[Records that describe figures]
* * * *

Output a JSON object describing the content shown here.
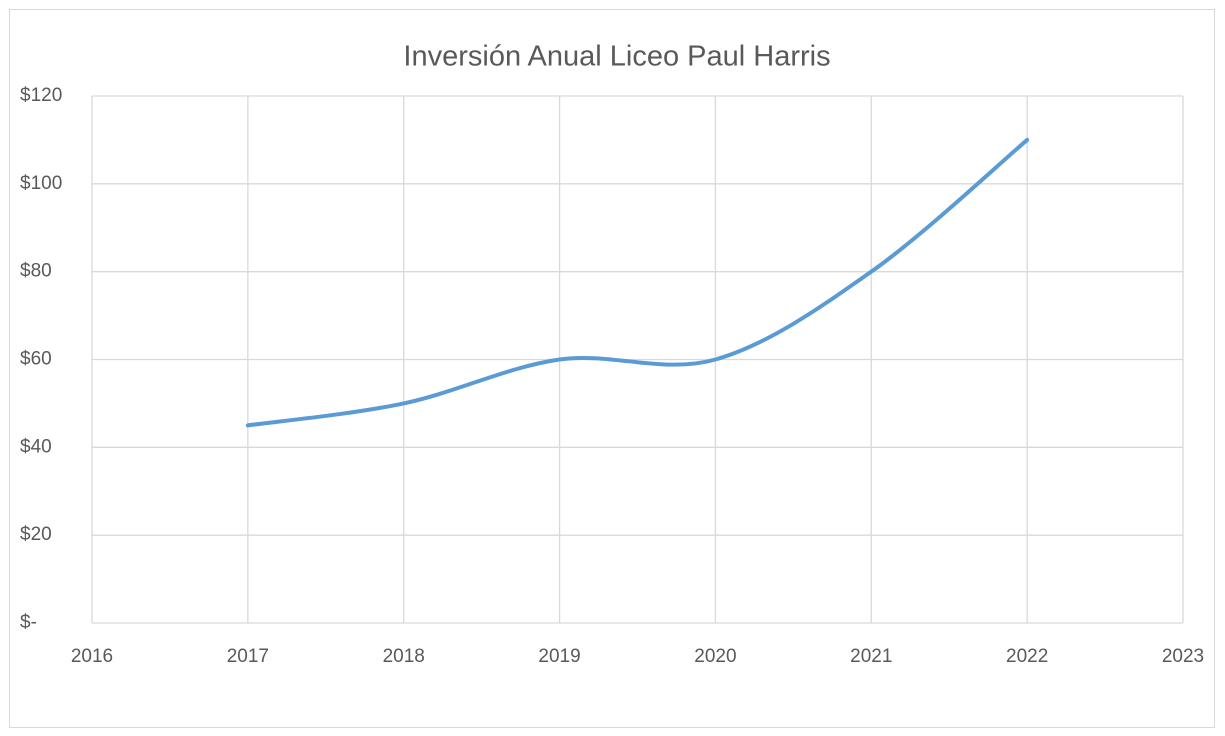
{
  "chart_data": {
    "type": "line",
    "title": "Inversión Anual Liceo Paul Harris",
    "x": [
      2017,
      2018,
      2019,
      2020,
      2021,
      2022
    ],
    "values": [
      45,
      50,
      60,
      60,
      80,
      110
    ],
    "color": "#5b9bd5",
    "smooth": true,
    "xlim": [
      2016,
      2023
    ],
    "xticks": [
      2016,
      2017,
      2018,
      2019,
      2020,
      2021,
      2022,
      2023
    ],
    "ylim": [
      0,
      120
    ],
    "yticks": [
      {
        "value": 0,
        "label": "$-"
      },
      {
        "value": 20,
        "label": "$20"
      },
      {
        "value": 40,
        "label": "$40"
      },
      {
        "value": 60,
        "label": "$60"
      },
      {
        "value": 80,
        "label": "$80"
      },
      {
        "value": 100,
        "label": "$100"
      },
      {
        "value": 120,
        "label": "$120"
      }
    ],
    "grid": true
  }
}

* * * *

## [WORK INSTRUCTIONS]
Copy out all lines from the material above that contain the string "label".

## [ANSWER TO THIS EXERCISE]
        "label": "$-"
        "label": "$20"
        "label": "$40"
        "label": "$60"
        "label": "$80"
        "label": "$100"
        "label": "$120"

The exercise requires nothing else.